## Aim:
Collect all lines from the records below that include the word "JSON".

## Information provided:
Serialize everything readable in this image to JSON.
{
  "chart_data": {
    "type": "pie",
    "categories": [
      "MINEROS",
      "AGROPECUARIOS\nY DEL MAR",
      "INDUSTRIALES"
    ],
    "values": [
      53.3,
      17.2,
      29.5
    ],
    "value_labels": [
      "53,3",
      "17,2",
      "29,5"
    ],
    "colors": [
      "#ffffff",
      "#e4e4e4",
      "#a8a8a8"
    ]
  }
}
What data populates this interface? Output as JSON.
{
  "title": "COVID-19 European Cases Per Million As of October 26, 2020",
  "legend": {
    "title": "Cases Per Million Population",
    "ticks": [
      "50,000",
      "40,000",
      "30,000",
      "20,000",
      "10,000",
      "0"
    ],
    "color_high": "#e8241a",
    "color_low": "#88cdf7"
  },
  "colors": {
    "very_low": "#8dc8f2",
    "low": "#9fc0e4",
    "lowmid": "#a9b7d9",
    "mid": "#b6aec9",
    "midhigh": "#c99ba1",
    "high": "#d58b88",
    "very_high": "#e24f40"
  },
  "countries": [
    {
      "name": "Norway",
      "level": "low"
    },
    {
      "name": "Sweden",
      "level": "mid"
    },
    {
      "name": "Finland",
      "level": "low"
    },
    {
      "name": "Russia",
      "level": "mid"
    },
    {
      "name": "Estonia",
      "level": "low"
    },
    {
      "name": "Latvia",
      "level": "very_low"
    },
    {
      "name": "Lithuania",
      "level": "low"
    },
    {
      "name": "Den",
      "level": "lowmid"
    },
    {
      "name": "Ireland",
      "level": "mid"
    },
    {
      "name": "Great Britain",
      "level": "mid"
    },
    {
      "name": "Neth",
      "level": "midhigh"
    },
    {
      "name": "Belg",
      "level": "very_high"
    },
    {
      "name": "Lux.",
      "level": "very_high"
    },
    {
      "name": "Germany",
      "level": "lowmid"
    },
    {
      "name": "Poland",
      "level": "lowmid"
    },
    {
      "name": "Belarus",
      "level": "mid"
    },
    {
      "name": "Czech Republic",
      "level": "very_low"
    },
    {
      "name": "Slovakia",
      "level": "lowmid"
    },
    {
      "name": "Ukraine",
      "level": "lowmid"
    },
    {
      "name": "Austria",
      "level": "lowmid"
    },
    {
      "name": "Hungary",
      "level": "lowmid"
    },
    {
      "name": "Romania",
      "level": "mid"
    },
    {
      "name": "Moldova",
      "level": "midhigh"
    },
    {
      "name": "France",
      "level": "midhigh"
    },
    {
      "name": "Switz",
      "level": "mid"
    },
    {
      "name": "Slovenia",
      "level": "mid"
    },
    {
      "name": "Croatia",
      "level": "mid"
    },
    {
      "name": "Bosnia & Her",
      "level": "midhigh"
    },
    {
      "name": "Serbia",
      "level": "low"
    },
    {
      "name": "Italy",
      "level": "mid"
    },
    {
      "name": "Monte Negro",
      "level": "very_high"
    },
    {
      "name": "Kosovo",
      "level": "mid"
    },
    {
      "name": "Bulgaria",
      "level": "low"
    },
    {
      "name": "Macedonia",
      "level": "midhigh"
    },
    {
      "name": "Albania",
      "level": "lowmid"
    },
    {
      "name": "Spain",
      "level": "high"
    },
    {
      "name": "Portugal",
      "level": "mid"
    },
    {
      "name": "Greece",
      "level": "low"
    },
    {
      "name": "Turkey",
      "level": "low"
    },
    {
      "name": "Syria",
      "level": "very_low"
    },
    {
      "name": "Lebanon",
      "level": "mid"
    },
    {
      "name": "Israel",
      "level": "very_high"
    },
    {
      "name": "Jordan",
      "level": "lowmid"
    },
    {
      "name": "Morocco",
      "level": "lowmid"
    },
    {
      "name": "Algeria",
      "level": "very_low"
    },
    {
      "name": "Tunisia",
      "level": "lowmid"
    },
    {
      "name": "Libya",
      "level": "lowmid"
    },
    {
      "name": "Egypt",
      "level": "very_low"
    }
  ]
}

## The solution:
Serialize everything readable in this image to JSON.
What data populates this interface? Output as JSON.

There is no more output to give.